> _SOURCE PASSAGE_:
Example: If the total account quota is 1,000 QPM, a possible allocation plan is as follows:
-
project-prod-workspace: 600 QPM (60%) -
project-test-workspace: 200 QPM (20%) -
project-dev-workspace: 100 QPM (10%) -
Reserved buffer: 100 QPM (10%)
-
-
Billing and subscription permissions
By default, a RAM user does not have permission to view Alibaba Cloud bills or purchase subscription products. To do so, assign specific permissions to the RAM user in the RAM console.
The following permissions enable a RAM user to view bills for all Alibaba Cloud products or purchase all Alibaba Cloud subscription products. Grant these permissions with caution.
-
To enable a RAM user to view Alibaba Cloud bills, grant them the
AliyunBSSReadOnlyAccesspermission. -
To enable a RAM user to purchase Alibaba Cloud subscription products, grant them the
AliyunBSSOrderAccesspermission.
Common settings
Configure a super administrator
Only an Alibaba Cloud account (root account) or a RAM user with the AliyunRAMFullAccess system policy can perform this operation.
-
Go to the RAM console and grant the RAM user the AliyunBailianFullAccess (Model Studio administrator) and
AliyunBSSOrderAccess(for purchasing Alibaba Cloud subscription products) permissions. -
After granting these permissions, you can use the Model Studio global management menu ( Singapore | US (Virginia) | China (Beijing) | China (Hong Kong) | Germany (Frankfurt)) to manage permissions for any RAM user (including yourself) across all regions and workspaces, and to purchase Model Studio subscription products.
Configure a workspace administrator
This operation requires a super administrator or a workspace administrator.
-
In the Model Studio console, go to the Permissions tab in the left-side navigation pane and grant the Administrator permission to a RAM user.
In the Edit Permissions dialog box, switch to the Other tab, and then select Administrator.
Configure model calling permissions
-
If you do not use the default workspace, ensure that the model calling permission is enabled for the specific model in the workspace. (This operation requires a super administrator.)
-
To call models from the Model Studio console, go to the Permissions tab in the left-side navigation pane and grant a RAM user the following permissions: (This operation requires a super administrator or a workspace administrator.)
-
Playground-FullAccess to call models from the console.
-
BatchInference-FullAccess to use the batch inference feature.
-
ModelObservation-FullAccess to view the token consumption of model calls and evaluations.
-
-
To call models using the Model Studio API, create or assign an API key for the RAM user in the corresponding workspace. For more information, see API key permissions. (This operation requires a super administrator or a workspace administrator.)
API permissions for model fine-tuning
-
If you do not use the default workspace, ensure that the model fine-tuning (training) permission is enabled for the specific model in the workspace. (This operation requires a super administrator.)
-
Create or assign an API key for the RAM user in the corresponding workspace. For more information, see API key permissions. (This operation requires a super administrator or a workspace administrator.)
FAQ
Getting the workspace ID
For details, see Get a workspace ID in application development.
2. Call a model from a sub-workspace
You can use the sub-workspace API key without any special configuration.
3. Use applications in a workspace
To call an application in a workspace via the API, you need the corresponding APP ID and Workspace ID.

> _EXERCISE A_:
Decide whether each statement agrees with the Model Studio permissions passage. Answer yes or no for each, quoting the deciding words. (i) By default, a RAM user can view Alibaba Cloud bills. (ii) Configuring a workspace administrator requires a super administrator or a workspace administrator. (iii) The BatchInference-FullAccess permission lets a RAM user view the token consumption of model calls.
> _EXERCISE B_:
Translate this sentence from the Model Studio permissions passage into Spanish: "You can use the sub-workspace API key without any special configuration."
> _EXERCISE C_:
Reproduce the stretch of the Model Studio permissions passage from "Configure a workspace" through "then select Administrator.".
The material has no connection to the Model Studio permissions passage.

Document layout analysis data

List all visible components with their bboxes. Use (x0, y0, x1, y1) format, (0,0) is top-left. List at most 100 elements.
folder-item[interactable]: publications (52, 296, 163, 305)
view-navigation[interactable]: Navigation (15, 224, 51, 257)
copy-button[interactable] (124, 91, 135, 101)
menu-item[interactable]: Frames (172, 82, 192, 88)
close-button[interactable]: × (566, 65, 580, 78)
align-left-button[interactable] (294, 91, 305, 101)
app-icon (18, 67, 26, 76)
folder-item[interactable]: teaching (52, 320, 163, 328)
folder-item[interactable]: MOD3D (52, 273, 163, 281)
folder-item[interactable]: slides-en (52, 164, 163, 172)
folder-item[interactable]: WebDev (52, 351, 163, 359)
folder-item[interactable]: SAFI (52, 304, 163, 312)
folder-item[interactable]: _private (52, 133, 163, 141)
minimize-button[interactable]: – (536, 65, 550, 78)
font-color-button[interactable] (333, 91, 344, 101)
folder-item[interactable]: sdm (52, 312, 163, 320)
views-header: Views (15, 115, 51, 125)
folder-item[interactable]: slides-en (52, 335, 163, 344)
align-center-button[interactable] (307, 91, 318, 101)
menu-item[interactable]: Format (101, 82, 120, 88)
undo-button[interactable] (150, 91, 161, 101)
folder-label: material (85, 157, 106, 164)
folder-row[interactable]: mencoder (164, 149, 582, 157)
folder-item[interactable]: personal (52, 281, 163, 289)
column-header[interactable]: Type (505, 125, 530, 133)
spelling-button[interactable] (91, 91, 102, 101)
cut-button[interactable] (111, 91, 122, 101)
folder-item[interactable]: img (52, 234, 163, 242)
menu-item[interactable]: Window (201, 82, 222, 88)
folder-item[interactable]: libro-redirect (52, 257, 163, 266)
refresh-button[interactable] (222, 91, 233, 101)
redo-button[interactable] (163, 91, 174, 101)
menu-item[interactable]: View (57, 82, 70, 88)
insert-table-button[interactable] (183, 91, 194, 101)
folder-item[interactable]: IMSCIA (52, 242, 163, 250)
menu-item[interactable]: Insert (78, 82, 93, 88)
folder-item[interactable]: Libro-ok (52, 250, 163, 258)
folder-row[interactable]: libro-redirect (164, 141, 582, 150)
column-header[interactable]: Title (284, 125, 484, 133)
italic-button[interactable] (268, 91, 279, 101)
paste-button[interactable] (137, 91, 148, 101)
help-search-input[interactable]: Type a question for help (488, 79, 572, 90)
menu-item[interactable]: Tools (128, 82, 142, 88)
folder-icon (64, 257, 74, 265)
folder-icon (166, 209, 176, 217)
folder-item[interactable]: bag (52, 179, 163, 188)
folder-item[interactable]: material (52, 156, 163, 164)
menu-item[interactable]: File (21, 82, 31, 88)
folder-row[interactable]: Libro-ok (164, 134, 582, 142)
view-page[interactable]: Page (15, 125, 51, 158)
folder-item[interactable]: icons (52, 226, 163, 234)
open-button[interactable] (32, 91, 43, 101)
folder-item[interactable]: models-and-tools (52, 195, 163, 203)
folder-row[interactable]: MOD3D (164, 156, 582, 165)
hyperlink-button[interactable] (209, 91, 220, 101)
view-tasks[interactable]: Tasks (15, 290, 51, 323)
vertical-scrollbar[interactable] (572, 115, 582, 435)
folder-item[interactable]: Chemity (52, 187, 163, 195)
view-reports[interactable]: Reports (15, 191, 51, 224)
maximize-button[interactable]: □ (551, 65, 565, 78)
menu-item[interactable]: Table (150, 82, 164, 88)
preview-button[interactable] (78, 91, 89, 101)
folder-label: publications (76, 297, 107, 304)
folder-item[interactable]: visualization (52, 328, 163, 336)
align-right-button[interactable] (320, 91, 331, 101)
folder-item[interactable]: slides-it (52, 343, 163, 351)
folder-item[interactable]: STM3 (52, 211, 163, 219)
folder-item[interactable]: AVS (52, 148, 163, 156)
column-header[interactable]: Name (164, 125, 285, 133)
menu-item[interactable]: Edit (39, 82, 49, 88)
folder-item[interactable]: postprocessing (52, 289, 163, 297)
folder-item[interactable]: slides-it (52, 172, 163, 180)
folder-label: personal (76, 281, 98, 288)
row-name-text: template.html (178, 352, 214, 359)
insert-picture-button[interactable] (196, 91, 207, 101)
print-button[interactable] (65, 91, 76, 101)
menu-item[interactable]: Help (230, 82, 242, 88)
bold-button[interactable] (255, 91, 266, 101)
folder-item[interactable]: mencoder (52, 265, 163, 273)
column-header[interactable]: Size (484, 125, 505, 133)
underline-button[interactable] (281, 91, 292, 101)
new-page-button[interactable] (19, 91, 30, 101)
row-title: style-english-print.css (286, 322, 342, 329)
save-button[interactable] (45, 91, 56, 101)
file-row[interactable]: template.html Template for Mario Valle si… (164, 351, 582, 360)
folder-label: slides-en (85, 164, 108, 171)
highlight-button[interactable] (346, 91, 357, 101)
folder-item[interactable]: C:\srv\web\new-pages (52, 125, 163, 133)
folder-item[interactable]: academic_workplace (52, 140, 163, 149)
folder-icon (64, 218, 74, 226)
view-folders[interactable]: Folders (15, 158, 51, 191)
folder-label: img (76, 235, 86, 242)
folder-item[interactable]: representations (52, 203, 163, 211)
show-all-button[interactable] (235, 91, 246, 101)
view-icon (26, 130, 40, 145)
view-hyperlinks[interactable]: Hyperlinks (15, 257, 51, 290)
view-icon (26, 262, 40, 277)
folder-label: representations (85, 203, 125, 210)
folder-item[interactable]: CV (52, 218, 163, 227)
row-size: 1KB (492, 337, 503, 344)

> _ANSWER SPACE A_:
(i) No: "By default, a RAM user does not have permission to view Alibaba Cloud bills or purchase subscription products."
(ii) Yes: "This operation requires a super administrator or a workspace administrator."
(iii) No: "ModelObservation-FullAccess to view the token consumption of model calls and evaluations."

> _ANSWER SPACE B_:
Puede usar la clave de API del subespacio de trabajo sin ninguna configuración especial.

> _ANSWER SPACE C_:
Configure a workspace administrator
This operation requires a super administrator or a workspace administrator.
-
In the Model Studio console, go to the Permissions tab in the left-side navigation pane and grant the Administrator permission to a RAM user.
In the Edit Permissions dialog box, switch to the Other tab, and then select Administrator.